Restate the full set of records exactly, word for word.

#### Dataset items:
— start —

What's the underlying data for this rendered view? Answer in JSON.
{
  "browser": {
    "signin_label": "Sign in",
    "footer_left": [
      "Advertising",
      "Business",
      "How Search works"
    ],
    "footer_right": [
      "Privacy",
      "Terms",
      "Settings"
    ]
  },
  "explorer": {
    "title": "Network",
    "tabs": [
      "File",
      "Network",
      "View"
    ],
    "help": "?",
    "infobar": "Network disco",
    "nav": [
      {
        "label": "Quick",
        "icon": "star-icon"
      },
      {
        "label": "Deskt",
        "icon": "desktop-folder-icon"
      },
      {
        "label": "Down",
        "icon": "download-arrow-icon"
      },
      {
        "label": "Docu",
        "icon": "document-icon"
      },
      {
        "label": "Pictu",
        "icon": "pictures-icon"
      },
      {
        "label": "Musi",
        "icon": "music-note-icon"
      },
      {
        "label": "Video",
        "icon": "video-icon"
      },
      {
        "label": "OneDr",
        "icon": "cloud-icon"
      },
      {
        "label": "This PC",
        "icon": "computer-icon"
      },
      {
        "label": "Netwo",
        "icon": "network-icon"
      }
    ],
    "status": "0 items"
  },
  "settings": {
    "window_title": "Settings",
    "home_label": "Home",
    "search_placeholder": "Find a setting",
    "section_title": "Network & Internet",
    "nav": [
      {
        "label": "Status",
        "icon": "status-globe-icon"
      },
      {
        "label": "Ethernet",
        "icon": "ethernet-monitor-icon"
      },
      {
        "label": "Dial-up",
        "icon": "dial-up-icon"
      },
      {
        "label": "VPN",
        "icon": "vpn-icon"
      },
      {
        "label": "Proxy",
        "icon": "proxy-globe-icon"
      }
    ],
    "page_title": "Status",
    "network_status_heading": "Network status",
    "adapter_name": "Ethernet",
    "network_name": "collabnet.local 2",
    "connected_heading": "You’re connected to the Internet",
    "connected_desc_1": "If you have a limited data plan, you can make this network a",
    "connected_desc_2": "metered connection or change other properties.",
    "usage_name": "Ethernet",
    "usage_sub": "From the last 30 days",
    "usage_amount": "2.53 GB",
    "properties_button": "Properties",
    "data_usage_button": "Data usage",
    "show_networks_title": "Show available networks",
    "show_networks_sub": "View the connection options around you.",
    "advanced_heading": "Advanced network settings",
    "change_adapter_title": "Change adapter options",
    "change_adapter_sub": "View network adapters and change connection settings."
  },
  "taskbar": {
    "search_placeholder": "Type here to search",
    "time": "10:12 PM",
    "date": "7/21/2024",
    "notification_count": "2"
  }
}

— end —

#### Exercise output:
What's the underlying data for this rendered view? Answer in JSON.
{
  "browser": {
    "signin_label": "Sign in",
    "footer_left": [
      "Advertising",
      "Business",
      "How Search works"
    ],
    "footer_right": [
      "Privacy",
      "Terms",
      "Settings"
    ]
  },
  "explorer": {
    "title": "Network",
    "tabs": [
      "File",
      "Network",
      "View"
    ],
    "help": "?",
    "infobar": "Network disco",
    "nav": [
      {
        "label": "Quick",
        "icon": "star-icon"
      },
      {
        "label": "Deskt",
        "icon": "desktop-folder-icon"
      },
      {
        "label": "Down",
        "icon": "download-arrow-icon"
      },
      {
        "label": "Docu",
        "icon": "document-icon"
      },
      {
        "label": "Pictu",
        "icon": "pictures-icon"
      },
      {
        "label": "Musi",
        "icon": "music-note-icon"
      },
      {
        "label": "Video",
        "icon": "video-icon"
      },
      {
        "label": "OneDr",
        "icon": "cloud-icon"
      },
      {
        "label": "This PC",
        "icon": "computer-icon"
      },
      {
        "label": "Netwo",
        "icon": "network-icon"
      }
    ],
    "status": "0 items"
  },
  "settings": {
    "window_title": "Settings",
    "home_label": "Home",
    "search_placeholder": "Find a setting",
    "section_title": "Network & Internet",
    "nav": [
      {
        "label": "Status",
        "icon": "status-globe-icon"
      },
      {
        "label": "Ethernet",
        "icon": "ethernet-monitor-icon"
      },
      {
        "label": "Dial-up",
        "icon": "dial-up-icon"
      },
      {
        "label": "VPN",
        "icon": "vpn-icon"
      },
      {
        "label": "Proxy",
        "icon": "proxy-globe-icon"
      }
    ],
    "page_title": "Status",
    "network_status_heading": "Network status",
    "adapter_name": "Ethernet",
    "network_name": "collabnet.local 2",
    "connected_heading": "You’re connected to the Internet",
    "connected_desc_1": "If you have a limited data plan, you can make this network a",
    "connected_desc_2": "metered connection or change other properties.",
    "usage_name": "Ethernet",
    "usage_sub": "From the last 30 days",
    "usage_amount": "2.53 GB",
    "properties_button": "Properties",
    "data_usage_button": "Data usage",
    "show_networks_title": "Show available networks",
    "show_networks_sub": "View the connection options around you.",
    "advanced_heading": "Advanced network settings",
    "change_adapter_title": "Change adapter options",
    "change_adapter_sub": "View network adapters and change connection settings."
  },
  "taskbar": {
    "search_placeholder": "Type here to search",
    "time": "10:12 PM",
    "date": "7/21/2024",
    "notification_count": "2"
  }
}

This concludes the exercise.